## What the task requires
Each entry needs to be restated exactly as written.

----

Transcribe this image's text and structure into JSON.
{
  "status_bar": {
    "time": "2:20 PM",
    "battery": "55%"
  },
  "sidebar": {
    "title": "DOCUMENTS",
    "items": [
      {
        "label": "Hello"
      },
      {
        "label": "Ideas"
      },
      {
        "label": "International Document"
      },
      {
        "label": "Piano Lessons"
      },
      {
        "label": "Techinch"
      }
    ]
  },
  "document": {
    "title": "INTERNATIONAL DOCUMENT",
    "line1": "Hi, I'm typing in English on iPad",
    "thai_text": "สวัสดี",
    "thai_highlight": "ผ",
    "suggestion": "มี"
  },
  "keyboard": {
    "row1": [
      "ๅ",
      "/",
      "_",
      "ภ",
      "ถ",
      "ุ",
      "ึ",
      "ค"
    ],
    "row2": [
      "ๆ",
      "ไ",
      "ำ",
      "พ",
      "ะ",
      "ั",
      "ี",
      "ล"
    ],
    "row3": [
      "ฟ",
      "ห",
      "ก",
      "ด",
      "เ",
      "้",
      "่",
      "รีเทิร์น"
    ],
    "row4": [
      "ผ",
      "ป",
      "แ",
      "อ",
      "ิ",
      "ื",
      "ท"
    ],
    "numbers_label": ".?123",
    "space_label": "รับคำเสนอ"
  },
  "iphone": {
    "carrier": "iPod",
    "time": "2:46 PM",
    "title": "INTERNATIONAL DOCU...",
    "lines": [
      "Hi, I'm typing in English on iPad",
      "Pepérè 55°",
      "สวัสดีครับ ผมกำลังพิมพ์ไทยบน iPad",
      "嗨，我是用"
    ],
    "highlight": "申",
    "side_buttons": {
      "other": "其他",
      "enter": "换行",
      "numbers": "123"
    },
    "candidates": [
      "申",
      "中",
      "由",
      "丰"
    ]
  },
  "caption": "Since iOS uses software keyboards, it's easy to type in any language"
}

----

## Exercise answer
Transcribe this image's text and structure into JSON.
{
  "status_bar": {
    "time": "2:20 PM",
    "battery": "55%"
  },
  "sidebar": {
    "title": "DOCUMENTS",
    "items": [
      {
        "label": "Hello"
      },
      {
        "label": "Ideas"
      },
      {
        "label": "International Document"
      },
      {
        "label": "Piano Lessons"
      },
      {
        "label": "Techinch"
      }
    ]
  },
  "document": {
    "title": "INTERNATIONAL DOCUMENT",
    "line1": "Hi, I'm typing in English on iPad",
    "thai_text": "สวัสดี",
    "thai_highlight": "ผ",
    "suggestion": "มี"
  },
  "keyboard": {
    "row1": [
      "ๅ",
      "/",
      "_",
      "ภ",
      "ถ",
      "ุ",
      "ึ",
      "ค"
    ],
    "row2": [
      "ๆ",
      "ไ",
      "ำ",
      "พ",
      "ะ",
      "ั",
      "ี",
      "ล"
    ],
    "row3": [
      "ฟ",
      "ห",
      "ก",
      "ด",
      "เ",
      "้",
      "่",
      "รีเทิร์น"
    ],
    "row4": [
      "ผ",
      "ป",
      "แ",
      "อ",
      "ิ",
      "ื",
      "ท"
    ],
    "numbers_label": ".?123",
    "space_label": "รับคำเสนอ"
  },
  "iphone": {
    "carrier": "iPod",
    "time": "2:46 PM",
    "title": "INTERNATIONAL DOCU...",
    "lines": [
      "Hi, I'm typing in English on iPad",
      "Pepérè 55°",
      "สวัสดีครับ ผมกำลังพิมพ์ไทยบน iPad",
      "嗨，我是用"
    ],
    "highlight": "申",
    "side_buttons": {
      "other": "其他",
      "enter": "换行",
      "numbers": "123"
    },
    "candidates": [
      "申",
      "中",
      "由",
      "丰"
    ]
  },
  "caption": "Since iOS uses software keyboards, it's easy to type in any language"
}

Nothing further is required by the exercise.